● What is being asked
In the material below, the lines containing the word "this" are required; copy each of them.
-------- Task data --------
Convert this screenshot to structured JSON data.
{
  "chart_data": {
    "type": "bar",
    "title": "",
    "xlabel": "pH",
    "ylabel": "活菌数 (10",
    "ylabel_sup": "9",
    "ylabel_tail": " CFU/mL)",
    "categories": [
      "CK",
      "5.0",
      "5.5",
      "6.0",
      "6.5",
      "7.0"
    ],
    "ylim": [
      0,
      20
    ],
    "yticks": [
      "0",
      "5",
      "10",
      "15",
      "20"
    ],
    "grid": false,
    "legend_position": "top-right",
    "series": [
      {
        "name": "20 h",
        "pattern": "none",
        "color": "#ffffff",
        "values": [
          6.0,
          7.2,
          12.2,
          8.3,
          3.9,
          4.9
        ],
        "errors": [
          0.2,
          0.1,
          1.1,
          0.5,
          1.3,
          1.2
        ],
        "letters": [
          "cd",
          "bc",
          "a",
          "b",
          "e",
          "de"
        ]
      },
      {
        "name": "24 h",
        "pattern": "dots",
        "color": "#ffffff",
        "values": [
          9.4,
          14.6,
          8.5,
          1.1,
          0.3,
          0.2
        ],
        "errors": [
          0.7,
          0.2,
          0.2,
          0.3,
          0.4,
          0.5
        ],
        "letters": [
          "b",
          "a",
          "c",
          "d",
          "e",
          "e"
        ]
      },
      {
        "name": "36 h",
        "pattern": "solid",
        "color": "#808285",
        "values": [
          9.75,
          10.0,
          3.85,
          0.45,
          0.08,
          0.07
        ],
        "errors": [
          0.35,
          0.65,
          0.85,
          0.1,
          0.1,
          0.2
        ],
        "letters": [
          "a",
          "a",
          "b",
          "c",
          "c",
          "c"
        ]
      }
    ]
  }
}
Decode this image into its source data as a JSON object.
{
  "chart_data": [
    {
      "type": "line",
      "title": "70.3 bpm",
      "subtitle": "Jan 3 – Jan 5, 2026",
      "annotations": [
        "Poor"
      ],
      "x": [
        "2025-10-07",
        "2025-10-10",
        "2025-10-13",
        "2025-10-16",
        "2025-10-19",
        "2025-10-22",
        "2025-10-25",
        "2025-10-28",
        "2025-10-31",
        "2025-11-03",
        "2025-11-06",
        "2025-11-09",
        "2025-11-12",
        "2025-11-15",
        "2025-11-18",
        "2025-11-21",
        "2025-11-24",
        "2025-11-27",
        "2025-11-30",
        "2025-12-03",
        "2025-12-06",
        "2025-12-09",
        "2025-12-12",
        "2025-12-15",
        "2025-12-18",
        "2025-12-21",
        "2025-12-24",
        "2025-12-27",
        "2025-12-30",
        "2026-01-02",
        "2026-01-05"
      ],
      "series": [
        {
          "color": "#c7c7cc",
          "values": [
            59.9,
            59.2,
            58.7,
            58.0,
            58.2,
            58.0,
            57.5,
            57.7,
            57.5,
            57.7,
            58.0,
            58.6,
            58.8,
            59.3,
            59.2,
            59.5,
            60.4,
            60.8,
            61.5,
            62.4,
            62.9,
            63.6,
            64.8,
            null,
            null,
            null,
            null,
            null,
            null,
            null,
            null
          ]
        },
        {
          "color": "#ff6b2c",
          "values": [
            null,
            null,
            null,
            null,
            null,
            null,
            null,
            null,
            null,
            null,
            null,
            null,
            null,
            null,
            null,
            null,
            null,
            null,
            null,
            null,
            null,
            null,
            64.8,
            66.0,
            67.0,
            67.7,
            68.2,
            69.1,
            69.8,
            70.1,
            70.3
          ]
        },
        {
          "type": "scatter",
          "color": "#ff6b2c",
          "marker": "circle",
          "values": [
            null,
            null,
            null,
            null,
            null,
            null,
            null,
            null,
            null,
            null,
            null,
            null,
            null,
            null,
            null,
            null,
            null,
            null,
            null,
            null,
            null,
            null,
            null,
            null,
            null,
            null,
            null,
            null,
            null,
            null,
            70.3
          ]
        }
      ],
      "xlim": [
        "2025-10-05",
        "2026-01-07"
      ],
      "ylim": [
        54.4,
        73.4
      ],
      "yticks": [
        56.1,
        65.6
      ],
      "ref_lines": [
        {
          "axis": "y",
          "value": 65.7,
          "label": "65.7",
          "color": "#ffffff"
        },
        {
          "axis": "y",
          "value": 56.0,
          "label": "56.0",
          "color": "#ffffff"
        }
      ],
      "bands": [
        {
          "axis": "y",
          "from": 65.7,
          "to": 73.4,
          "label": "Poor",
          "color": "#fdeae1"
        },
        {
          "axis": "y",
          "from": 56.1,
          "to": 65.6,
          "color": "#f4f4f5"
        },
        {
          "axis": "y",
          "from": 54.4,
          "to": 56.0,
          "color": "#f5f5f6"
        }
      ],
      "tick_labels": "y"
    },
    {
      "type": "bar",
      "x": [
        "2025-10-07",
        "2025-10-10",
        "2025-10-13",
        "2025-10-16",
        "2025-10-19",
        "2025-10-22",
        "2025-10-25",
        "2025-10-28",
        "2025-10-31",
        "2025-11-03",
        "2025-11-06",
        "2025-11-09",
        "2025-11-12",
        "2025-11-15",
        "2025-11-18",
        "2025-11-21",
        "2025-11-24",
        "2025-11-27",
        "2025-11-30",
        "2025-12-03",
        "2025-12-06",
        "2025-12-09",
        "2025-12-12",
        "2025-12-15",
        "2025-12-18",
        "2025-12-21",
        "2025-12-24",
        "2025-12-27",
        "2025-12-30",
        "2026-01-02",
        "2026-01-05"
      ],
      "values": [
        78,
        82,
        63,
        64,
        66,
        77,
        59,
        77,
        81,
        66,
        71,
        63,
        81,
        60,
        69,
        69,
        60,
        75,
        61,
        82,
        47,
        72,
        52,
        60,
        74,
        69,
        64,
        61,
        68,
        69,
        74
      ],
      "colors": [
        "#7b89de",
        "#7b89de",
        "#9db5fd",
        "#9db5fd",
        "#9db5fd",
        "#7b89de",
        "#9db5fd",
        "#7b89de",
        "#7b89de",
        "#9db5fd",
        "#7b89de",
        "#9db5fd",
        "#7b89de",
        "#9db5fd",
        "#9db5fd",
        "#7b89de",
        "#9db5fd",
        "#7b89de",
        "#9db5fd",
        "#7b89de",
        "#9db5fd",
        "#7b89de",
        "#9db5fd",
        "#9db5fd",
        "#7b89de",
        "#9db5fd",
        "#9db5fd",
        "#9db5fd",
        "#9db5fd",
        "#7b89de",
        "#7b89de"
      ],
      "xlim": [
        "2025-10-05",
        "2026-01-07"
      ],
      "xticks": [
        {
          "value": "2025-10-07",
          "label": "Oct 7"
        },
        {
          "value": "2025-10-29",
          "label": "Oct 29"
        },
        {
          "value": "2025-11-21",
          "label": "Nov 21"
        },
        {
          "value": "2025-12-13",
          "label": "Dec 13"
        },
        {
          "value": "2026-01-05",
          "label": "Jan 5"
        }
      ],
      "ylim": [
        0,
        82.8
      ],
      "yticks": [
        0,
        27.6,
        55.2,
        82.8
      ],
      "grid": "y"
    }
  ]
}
--------
● Task solution
Convert this screenshot to structured JSON data.
Decode this image into its source data as a JSON object.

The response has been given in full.